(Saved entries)
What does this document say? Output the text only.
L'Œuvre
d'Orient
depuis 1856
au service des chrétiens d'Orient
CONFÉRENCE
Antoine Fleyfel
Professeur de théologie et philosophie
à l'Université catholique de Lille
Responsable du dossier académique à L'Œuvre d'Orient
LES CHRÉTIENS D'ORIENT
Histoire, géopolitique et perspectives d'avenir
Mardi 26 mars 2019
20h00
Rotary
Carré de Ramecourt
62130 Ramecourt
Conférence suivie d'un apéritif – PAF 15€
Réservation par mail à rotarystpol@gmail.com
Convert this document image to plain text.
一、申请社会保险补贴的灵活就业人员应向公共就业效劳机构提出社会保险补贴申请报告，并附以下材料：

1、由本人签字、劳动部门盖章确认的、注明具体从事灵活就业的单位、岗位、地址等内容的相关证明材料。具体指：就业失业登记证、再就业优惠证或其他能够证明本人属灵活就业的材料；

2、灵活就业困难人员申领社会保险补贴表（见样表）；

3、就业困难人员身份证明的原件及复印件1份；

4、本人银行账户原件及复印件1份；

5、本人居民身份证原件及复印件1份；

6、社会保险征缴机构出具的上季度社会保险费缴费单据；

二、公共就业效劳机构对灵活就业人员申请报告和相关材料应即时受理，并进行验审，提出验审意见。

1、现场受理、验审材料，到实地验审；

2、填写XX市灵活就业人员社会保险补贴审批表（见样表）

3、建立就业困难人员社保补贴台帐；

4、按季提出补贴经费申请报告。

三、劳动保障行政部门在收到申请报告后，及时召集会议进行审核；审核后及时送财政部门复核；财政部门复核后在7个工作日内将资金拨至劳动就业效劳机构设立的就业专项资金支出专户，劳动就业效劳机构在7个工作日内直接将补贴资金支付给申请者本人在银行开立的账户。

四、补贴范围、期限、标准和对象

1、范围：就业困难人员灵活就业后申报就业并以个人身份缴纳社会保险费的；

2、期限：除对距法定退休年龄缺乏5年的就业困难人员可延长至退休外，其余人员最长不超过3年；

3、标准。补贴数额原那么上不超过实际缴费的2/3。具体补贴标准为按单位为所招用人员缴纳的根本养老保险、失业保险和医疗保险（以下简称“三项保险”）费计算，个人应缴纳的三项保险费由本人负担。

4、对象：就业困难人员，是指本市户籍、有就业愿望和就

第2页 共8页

* [TASK DESCRIPTION]:
Return all of the data word for word.

* [SOLUTION]:
What does this document say? Output the text only.
L'Œuvre
d'Orient
depuis 1856
au service des chrétiens d'Orient
CONFÉRENCE
Antoine Fleyfel
Professeur de théologie et philosophie
à l'Université catholique de Lille
Responsable du dossier académique à L'Œuvre d'Orient
LES CHRÉTIENS D'ORIENT
Histoire, géopolitique et perspectives d'avenir
Mardi 26 mars 2019
20h00
Rotary
Carré de Ramecourt
62130 Ramecourt
Conférence suivie d'un apéritif – PAF 15€
Réservation par mail à rotarystpol@gmail.com
Convert this document image to plain text.
一、申请社会保险补贴的灵活就业人员应向公共就业效劳机构提出社会保险补贴申请报告，并附以下材料：

1、由本人签字、劳动部门盖章确认的、注明具体从事灵活就业的单位、岗位、地址等内容的相关证明材料。具体指：就业失业登记证、再就业优惠证或其他能够证明本人属灵活就业的材料；

2、灵活就业困难人员申领社会保险补贴表（见样表）；

3、就业困难人员身份证明的原件及复印件1份；

4、本人银行账户原件及复印件1份；

5、本人居民身份证原件及复印件1份；

6、社会保险征缴机构出具的上季度社会保险费缴费单据；

二、公共就业效劳机构对灵活就业人员申请报告和相关材料应即时受理，并进行验审，提出验审意见。

1、现场受理、验审材料，到实地验审；

2、填写XX市灵活就业人员社会保险补贴审批表（见样表）

3、建立就业困难人员社保补贴台帐；

4、按季提出补贴经费申请报告。

三、劳动保障行政部门在收到申请报告后，及时召集会议进行审核；审核后及时送财政部门复核；财政部门复核后在7个工作日内将资金拨至劳动就业效劳机构设立的就业专项资金支出专户，劳动就业效劳机构在7个工作日内直接将补贴资金支付给申请者本人在银行开立的账户。

四、补贴范围、期限、标准和对象

1、范围：就业困难人员灵活就业后申报就业并以个人身份缴纳社会保险费的；

2、期限：除对距法定退休年龄缺乏5年的就业困难人员可延长至退休外，其余人员最长不超过3年；

3、标准。补贴数额原那么上不超过实际缴费的2/3。具体补贴标准为按单位为所招用人员缴纳的根本养老保险、失业保险和医疗保险（以下简称“三项保险”）费计算，个人应缴纳的三项保险费由本人负担。

4、对象：就业困难人员，是指本市户籍、有就业愿望和就

第2页 共8页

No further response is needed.